*EXERCISE TASK*. Leave out every picture, then transcribe the rest of the listing exactly.

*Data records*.
──────
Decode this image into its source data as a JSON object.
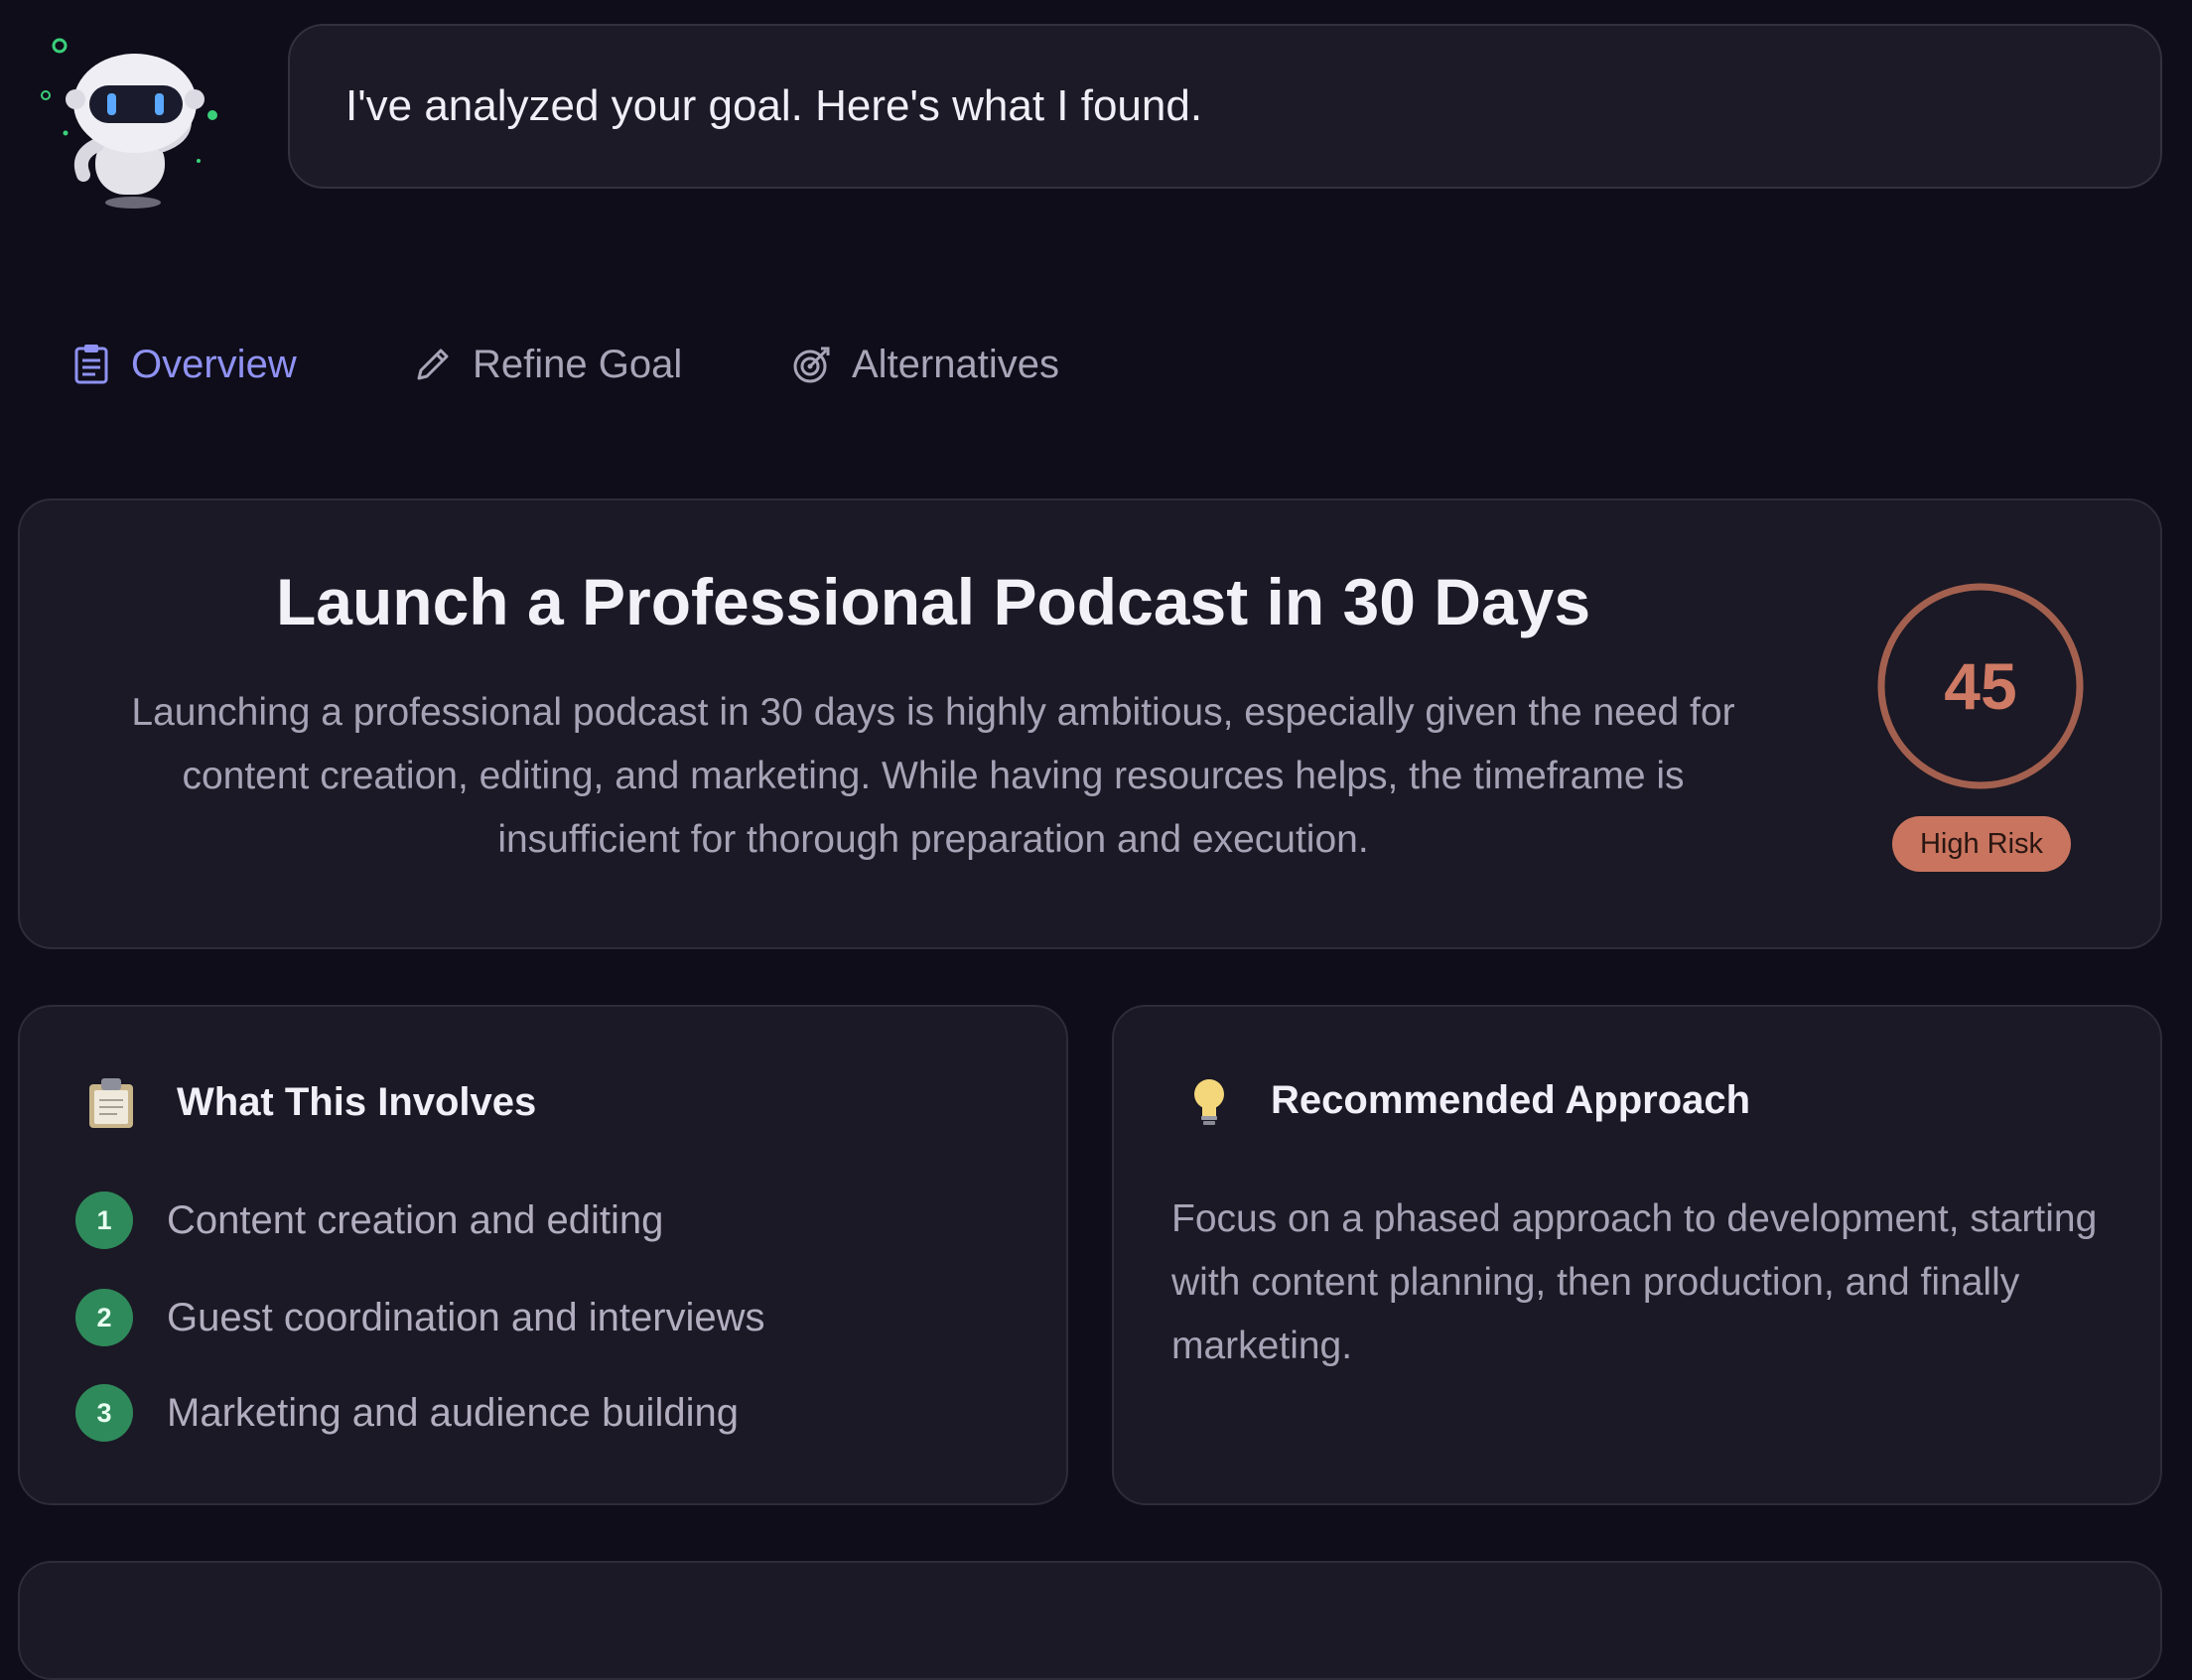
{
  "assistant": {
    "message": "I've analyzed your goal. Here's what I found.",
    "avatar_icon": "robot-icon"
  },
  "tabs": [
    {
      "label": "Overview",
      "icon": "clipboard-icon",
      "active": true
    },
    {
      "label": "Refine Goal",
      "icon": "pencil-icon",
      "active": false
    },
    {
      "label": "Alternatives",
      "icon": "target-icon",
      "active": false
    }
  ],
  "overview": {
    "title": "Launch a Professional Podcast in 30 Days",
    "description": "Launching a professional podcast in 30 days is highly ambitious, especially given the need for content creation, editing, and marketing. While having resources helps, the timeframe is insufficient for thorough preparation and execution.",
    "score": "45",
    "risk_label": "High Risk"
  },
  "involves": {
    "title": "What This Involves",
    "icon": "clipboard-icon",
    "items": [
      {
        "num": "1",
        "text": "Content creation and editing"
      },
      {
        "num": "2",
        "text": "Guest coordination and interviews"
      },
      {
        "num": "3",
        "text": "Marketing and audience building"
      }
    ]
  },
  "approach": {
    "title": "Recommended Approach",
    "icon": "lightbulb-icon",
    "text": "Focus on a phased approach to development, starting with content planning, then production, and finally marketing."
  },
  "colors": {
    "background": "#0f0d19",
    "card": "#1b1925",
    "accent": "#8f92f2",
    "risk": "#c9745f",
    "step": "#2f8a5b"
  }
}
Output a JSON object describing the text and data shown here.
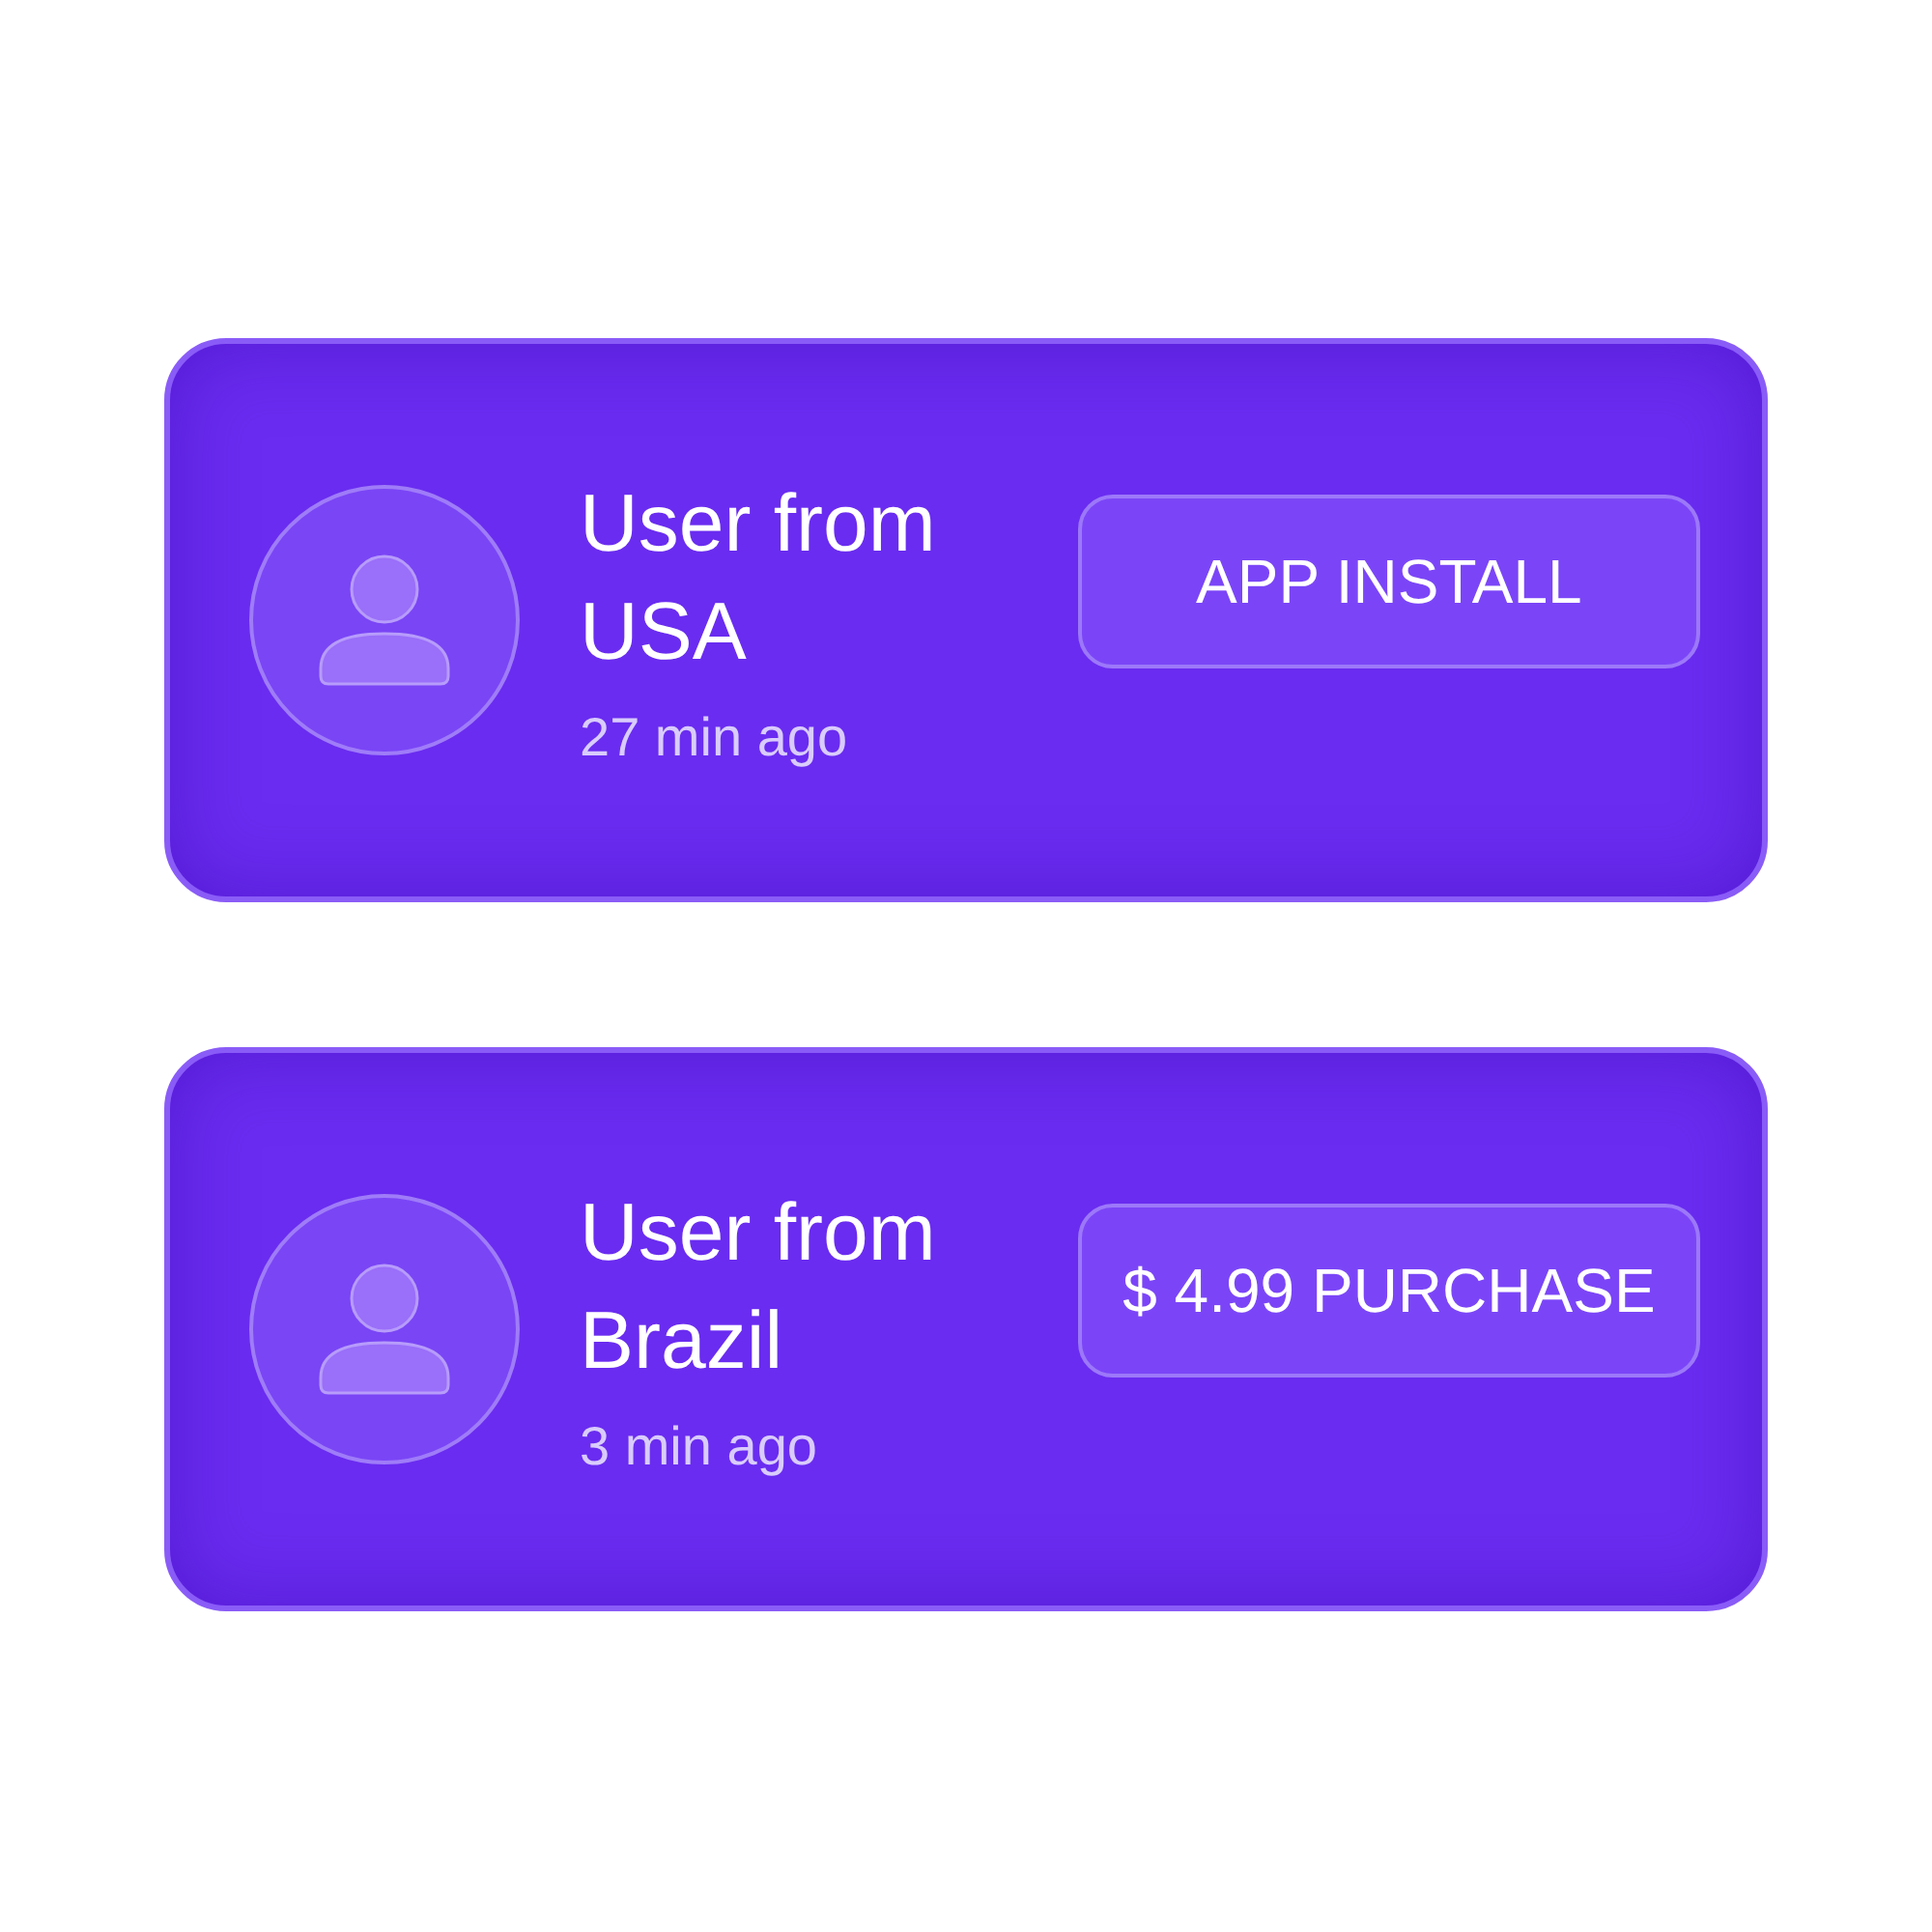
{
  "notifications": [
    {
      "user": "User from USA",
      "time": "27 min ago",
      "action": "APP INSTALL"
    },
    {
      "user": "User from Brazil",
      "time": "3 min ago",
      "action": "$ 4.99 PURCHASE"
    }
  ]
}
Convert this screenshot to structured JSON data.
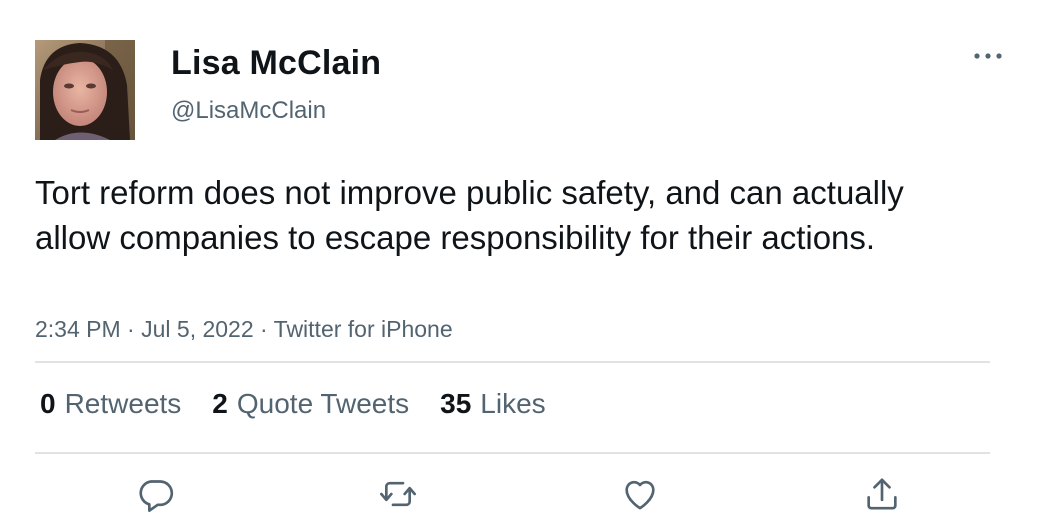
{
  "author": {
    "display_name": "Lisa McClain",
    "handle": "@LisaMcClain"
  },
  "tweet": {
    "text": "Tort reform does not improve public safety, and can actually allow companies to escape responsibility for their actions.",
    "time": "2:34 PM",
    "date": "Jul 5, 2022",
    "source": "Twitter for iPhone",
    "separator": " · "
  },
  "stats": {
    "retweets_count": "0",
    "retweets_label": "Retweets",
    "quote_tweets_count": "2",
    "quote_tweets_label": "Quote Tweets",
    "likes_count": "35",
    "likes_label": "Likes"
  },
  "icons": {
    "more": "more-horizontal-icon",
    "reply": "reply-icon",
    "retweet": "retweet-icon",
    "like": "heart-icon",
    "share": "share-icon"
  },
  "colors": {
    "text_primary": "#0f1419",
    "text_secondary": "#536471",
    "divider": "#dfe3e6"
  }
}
──────
*RESPONSE TO THE TASK*.
Decode this image into its source data as a JSON object.
{
  "assistant": {
    "message": "I've analyzed your goal. Here's what I found.",
    "avatar_icon": "robot-icon"
  },
  "tabs": [
    {
      "label": "Overview",
      "icon": "clipboard-icon",
      "active": true
    },
    {
      "label": "Refine Goal",
      "icon": "pencil-icon",
      "active": false
    },
    {
      "label": "Alternatives",
      "icon": "target-icon",
      "active": false
    }
  ],
  "overview": {
    "title": "Launch a Professional Podcast in 30 Days",
    "description": "Launching a professional podcast in 30 days is highly ambitious, especially given the need for content creation, editing, and marketing. While having resources helps, the timeframe is insufficient for thorough preparation and execution.",
    "score": "45",
    "risk_label": "High Risk"
  },
  "involves": {
    "title": "What This Involves",
    "icon": "clipboard-icon",
    "items": [
      {
        "num": "1",
        "text": "Content creation and editing"
      },
      {
        "num": "2",
        "text": "Guest coordination and interviews"
      },
      {
        "num": "3",
        "text": "Marketing and audience building"
      }
    ]
  },
  "approach": {
    "title": "Recommended Approach",
    "icon": "lightbulb-icon",
    "text": "Focus on a phased approach to development, starting with content planning, then production, and finally marketing."
  },
  "colors": {
    "background": "#0f0d19",
    "card": "#1b1925",
    "accent": "#8f92f2",
    "risk": "#c9745f",
    "step": "#2f8a5b"
  }
}
Output a JSON object describing the text and data shown here.
{
  "notifications": [
    {
      "user": "User from USA",
      "time": "27 min ago",
      "action": "APP INSTALL"
    },
    {
      "user": "User from Brazil",
      "time": "3 min ago",
      "action": "$ 4.99 PURCHASE"
    }
  ]
}
Convert this screenshot to structured JSON data.
{
  "author": {
    "display_name": "Lisa McClain",
    "handle": "@LisaMcClain"
  },
  "tweet": {
    "text": "Tort reform does not improve public safety, and can actually allow companies to escape responsibility for their actions.",
    "time": "2:34 PM",
    "date": "Jul 5, 2022",
    "source": "Twitter for iPhone",
    "separator": " · "
  },
  "stats": {
    "retweets_count": "0",
    "retweets_label": "Retweets",
    "quote_tweets_count": "2",
    "quote_tweets_label": "Quote Tweets",
    "likes_count": "35",
    "likes_label": "Likes"
  },
  "icons": {
    "more": "more-horizontal-icon",
    "reply": "reply-icon",
    "retweet": "retweet-icon",
    "like": "heart-icon",
    "share": "share-icon"
  },
  "colors": {
    "text_primary": "#0f1419",
    "text_secondary": "#536471",
    "divider": "#dfe3e6"
  }
}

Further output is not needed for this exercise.